→ Task statement: Exactly as they appear, copy the lines of the listing from the one containing "What does this" through the final line, both included, and nothing else.

Collected data:
━━━━━━━━━━━━━━━━━━━━
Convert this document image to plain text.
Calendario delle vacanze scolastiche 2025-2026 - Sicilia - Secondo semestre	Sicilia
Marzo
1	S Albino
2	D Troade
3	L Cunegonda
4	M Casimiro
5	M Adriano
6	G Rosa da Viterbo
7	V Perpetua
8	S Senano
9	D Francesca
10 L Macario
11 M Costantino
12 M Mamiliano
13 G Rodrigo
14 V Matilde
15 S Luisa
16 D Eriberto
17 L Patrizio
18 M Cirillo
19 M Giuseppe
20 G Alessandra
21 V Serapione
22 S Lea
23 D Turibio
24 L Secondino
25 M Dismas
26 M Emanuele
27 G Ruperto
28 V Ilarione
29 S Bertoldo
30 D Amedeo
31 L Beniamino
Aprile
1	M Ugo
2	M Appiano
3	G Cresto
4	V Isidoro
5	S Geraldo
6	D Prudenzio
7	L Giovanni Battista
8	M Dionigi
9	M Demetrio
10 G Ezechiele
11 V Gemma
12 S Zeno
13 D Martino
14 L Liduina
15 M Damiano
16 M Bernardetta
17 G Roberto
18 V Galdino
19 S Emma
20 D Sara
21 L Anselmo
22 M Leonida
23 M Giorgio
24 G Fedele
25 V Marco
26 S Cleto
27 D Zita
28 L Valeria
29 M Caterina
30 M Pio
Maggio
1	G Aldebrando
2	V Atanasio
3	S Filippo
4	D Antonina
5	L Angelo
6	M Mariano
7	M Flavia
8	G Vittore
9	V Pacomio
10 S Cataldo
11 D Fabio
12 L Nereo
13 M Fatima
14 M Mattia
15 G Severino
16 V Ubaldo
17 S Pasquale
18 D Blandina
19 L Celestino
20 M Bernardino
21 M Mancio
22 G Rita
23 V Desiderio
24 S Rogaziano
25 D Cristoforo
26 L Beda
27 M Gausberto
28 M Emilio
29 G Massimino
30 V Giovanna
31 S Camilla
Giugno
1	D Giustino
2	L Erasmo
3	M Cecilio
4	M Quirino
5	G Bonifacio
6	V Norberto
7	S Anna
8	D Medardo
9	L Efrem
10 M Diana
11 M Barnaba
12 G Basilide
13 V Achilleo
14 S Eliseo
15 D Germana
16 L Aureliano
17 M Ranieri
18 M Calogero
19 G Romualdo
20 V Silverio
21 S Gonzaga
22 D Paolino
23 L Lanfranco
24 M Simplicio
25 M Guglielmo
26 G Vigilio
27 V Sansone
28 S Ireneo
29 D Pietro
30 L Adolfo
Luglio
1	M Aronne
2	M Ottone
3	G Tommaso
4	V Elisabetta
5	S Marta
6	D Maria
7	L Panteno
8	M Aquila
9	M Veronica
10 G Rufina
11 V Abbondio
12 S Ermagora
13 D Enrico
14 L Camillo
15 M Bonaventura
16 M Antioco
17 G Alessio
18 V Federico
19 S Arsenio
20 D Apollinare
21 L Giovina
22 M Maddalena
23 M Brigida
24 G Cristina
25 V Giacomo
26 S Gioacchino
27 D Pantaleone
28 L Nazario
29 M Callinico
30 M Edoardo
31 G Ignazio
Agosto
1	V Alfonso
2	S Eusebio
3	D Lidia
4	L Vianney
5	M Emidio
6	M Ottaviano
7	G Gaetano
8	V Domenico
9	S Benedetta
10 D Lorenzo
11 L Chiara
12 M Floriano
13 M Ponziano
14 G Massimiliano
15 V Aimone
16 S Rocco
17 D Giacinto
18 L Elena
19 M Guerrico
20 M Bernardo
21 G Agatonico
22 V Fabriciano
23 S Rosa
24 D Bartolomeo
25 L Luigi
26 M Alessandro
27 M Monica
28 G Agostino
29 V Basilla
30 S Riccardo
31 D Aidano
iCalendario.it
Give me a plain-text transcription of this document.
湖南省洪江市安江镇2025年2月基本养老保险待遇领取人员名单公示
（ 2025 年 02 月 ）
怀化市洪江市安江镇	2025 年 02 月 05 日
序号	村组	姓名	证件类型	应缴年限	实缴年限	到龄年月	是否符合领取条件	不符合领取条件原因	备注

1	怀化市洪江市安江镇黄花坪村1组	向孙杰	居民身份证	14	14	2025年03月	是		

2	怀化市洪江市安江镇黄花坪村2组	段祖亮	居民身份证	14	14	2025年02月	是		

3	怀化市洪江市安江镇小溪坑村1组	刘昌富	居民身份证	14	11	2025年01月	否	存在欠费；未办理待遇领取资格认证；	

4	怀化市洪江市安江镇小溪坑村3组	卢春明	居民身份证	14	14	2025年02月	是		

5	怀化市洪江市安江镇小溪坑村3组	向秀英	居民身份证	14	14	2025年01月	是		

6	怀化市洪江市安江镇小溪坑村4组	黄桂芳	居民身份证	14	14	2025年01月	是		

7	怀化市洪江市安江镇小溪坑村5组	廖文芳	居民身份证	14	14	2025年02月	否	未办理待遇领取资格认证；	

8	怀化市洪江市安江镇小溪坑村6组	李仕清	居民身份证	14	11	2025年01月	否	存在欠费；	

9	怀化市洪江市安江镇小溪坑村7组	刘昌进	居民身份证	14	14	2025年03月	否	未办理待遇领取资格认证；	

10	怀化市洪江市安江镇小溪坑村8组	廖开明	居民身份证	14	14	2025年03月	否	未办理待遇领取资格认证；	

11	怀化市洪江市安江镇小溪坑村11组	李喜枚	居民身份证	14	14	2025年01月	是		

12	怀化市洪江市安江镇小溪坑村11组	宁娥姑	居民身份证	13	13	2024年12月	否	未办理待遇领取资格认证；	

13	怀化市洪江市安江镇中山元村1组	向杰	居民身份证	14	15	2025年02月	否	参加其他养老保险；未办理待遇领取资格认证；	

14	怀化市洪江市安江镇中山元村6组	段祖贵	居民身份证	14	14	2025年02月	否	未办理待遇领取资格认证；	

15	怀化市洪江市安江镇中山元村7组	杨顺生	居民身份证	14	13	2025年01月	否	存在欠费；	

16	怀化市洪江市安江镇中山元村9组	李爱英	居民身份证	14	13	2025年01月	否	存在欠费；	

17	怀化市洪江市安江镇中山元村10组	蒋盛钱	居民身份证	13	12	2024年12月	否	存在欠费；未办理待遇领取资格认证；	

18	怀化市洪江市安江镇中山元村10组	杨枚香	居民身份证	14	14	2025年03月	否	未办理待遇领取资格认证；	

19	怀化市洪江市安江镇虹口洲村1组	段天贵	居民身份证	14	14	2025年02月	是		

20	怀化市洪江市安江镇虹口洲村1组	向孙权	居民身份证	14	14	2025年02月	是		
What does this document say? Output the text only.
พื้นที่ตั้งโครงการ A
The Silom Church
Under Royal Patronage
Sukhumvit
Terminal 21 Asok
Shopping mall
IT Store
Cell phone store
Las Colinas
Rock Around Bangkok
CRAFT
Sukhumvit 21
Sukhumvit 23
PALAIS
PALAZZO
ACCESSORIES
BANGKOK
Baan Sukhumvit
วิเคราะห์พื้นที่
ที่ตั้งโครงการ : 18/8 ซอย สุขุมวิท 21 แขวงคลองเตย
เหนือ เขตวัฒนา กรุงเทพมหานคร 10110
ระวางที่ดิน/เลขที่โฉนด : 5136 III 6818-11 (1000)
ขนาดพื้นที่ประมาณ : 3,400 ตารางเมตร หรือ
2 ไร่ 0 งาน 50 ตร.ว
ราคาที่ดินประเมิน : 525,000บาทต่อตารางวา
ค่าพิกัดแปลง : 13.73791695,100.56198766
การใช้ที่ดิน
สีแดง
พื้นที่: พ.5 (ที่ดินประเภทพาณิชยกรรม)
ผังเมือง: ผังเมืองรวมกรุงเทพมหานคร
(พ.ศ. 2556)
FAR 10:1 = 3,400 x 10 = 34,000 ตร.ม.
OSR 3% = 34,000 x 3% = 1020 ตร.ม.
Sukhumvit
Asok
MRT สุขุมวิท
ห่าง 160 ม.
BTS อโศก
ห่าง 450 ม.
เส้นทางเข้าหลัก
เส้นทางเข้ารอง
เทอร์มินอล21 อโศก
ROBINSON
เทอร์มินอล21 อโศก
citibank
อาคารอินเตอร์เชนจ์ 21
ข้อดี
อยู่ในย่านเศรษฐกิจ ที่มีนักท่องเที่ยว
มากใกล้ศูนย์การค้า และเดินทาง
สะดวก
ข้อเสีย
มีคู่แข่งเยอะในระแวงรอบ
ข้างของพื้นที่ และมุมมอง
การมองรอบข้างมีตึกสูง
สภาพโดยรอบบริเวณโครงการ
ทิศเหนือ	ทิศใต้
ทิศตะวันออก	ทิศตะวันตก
━━━━━━━━━━━━━━━━━━━━
→ Response to this exercise:
What does this document say? Output the text only.
พื้นที่ตั้งโครงการ A
The Silom Church
Under Royal Patronage
Sukhumvit
Terminal 21 Asok
Shopping mall
IT Store
Cell phone store
Las Colinas
Rock Around Bangkok
CRAFT
Sukhumvit 21
Sukhumvit 23
PALAIS
PALAZZO
ACCESSORIES
BANGKOK
Baan Sukhumvit
วิเคราะห์พื้นที่
ที่ตั้งโครงการ : 18/8 ซอย สุขุมวิท 21 แขวงคลองเตย
เหนือ เขตวัฒนา กรุงเทพมหานคร 10110
ระวางที่ดิน/เลขที่โฉนด : 5136 III 6818-11 (1000)
ขนาดพื้นที่ประมาณ : 3,400 ตารางเมตร หรือ
2 ไร่ 0 งาน 50 ตร.ว
ราคาที่ดินประเมิน : 525,000บาทต่อตารางวา
ค่าพิกัดแปลง : 13.73791695,100.56198766
การใช้ที่ดิน
สีแดง
พื้นที่: พ.5 (ที่ดินประเภทพาณิชยกรรม)
ผังเมือง: ผังเมืองรวมกรุงเทพมหานคร
(พ.ศ. 2556)
FAR 10:1 = 3,400 x 10 = 34,000 ตร.ม.
OSR 3% = 34,000 x 3% = 1020 ตร.ม.
Sukhumvit
Asok
MRT สุขุมวิท
ห่าง 160 ม.
BTS อโศก
ห่าง 450 ม.
เส้นทางเข้าหลัก
เส้นทางเข้ารอง
เทอร์มินอล21 อโศก
ROBINSON
เทอร์มินอล21 อโศก
citibank
อาคารอินเตอร์เชนจ์ 21
ข้อดี
อยู่ในย่านเศรษฐกิจ ที่มีนักท่องเที่ยว
มากใกล้ศูนย์การค้า และเดินทาง
สะดวก
ข้อเสีย
มีคู่แข่งเยอะในระแวงรอบ
ข้างของพื้นที่ และมุมมอง
การมองรอบข้างมีตึกสูง
สภาพโดยรอบบริเวณโครงการ
ทิศเหนือ	ทิศใต้
ทิศตะวันออก	ทิศตะวันตก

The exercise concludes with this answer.